- [WHAT YOU HAVE TO DO]
In the entries below, find every line with "различной" and copy it.

##############################

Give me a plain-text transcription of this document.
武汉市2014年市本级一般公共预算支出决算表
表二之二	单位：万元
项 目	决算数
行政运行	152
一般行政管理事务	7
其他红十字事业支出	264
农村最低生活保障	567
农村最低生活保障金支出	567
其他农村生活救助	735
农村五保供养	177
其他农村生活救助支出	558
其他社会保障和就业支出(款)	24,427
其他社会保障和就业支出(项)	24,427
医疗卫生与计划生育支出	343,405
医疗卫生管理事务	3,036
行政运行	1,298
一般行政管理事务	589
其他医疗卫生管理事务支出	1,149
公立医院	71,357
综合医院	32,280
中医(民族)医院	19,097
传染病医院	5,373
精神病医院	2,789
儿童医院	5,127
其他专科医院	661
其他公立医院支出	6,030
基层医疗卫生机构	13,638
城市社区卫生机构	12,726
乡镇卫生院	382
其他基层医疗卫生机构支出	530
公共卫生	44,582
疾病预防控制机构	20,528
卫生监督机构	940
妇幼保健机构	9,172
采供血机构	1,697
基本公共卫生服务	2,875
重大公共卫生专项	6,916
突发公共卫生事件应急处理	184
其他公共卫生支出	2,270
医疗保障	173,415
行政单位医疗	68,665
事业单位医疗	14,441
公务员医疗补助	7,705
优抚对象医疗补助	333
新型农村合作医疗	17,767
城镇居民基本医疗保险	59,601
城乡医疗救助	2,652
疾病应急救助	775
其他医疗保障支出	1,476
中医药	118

##############################

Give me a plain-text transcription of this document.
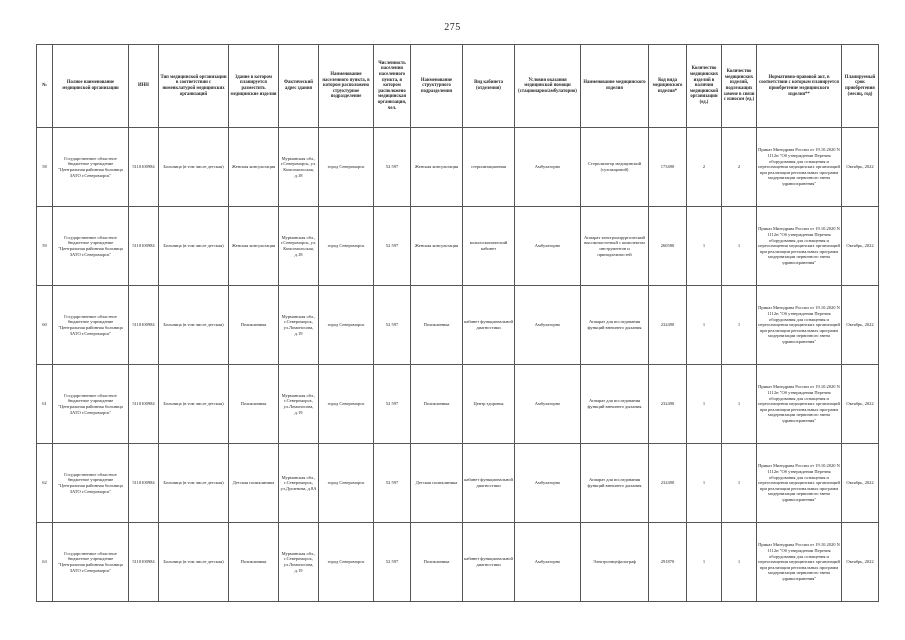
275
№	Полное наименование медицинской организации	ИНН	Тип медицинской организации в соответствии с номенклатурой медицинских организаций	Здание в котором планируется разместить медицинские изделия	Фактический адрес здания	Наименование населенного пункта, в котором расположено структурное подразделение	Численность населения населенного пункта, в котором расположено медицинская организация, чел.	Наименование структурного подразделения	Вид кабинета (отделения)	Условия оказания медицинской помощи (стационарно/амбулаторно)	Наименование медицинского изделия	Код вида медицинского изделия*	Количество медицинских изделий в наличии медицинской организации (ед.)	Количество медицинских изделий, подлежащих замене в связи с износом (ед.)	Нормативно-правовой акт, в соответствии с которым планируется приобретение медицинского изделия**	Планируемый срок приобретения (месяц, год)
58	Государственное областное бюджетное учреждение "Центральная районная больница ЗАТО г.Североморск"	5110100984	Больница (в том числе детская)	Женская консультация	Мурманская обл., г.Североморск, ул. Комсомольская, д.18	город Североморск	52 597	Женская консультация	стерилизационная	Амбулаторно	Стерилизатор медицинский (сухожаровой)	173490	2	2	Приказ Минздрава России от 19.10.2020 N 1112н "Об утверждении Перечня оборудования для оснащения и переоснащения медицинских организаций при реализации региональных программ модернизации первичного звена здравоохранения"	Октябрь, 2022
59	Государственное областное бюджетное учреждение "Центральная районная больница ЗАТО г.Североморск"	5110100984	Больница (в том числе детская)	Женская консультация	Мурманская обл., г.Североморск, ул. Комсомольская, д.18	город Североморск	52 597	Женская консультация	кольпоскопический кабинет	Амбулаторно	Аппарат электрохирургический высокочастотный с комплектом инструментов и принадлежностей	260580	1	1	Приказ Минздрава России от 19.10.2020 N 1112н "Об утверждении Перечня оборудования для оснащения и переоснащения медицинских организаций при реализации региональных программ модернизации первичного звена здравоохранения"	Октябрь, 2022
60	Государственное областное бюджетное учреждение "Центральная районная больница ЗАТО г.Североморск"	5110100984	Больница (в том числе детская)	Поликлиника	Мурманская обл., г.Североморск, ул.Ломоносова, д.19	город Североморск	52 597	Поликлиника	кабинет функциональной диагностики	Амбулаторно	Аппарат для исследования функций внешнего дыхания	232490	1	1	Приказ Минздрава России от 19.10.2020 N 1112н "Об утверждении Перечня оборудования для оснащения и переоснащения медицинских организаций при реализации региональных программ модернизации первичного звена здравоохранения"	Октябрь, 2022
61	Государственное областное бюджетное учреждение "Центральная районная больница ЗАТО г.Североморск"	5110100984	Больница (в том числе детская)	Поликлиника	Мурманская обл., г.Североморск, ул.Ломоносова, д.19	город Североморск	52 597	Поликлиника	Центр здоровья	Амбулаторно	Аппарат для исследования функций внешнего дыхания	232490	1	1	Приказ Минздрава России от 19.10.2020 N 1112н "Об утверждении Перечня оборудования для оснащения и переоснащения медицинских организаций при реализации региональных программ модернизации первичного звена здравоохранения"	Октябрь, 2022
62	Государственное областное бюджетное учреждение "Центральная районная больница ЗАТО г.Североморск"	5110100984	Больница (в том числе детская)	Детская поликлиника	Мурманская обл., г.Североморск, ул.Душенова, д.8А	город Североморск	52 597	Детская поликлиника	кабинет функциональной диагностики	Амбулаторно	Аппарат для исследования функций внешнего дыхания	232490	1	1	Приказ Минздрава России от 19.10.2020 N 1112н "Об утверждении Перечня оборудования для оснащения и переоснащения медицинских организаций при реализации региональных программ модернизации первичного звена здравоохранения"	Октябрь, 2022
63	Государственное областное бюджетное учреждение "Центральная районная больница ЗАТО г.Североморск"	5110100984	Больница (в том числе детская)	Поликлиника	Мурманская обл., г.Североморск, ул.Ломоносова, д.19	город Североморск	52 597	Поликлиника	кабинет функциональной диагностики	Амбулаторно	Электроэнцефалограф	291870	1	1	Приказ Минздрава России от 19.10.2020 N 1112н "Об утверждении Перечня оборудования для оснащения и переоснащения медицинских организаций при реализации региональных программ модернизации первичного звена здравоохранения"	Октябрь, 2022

##############################

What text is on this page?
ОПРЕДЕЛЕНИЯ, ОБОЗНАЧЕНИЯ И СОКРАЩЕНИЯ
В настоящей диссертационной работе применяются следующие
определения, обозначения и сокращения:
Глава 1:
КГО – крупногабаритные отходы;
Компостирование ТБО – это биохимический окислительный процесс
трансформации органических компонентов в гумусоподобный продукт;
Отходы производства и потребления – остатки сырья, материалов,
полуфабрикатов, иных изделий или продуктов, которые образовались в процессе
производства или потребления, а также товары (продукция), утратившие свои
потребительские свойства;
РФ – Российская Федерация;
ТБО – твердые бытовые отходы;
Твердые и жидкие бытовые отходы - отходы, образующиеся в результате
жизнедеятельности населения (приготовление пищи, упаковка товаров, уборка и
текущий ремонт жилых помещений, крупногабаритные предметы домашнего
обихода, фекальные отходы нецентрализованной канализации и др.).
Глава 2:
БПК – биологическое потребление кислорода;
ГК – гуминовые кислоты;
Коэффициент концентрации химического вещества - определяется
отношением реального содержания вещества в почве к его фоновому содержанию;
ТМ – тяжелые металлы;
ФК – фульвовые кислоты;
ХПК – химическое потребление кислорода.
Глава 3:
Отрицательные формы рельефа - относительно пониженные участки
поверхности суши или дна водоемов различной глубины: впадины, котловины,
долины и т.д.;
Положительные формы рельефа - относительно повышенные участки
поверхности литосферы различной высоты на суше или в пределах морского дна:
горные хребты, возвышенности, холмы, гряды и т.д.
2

##############################

- [CORRECT OUTPUT]
поверхности суши или дна водоемов различной глубины: впадины, котловины,
поверхности литосферы различной высоты на суше или в пределах морского дна:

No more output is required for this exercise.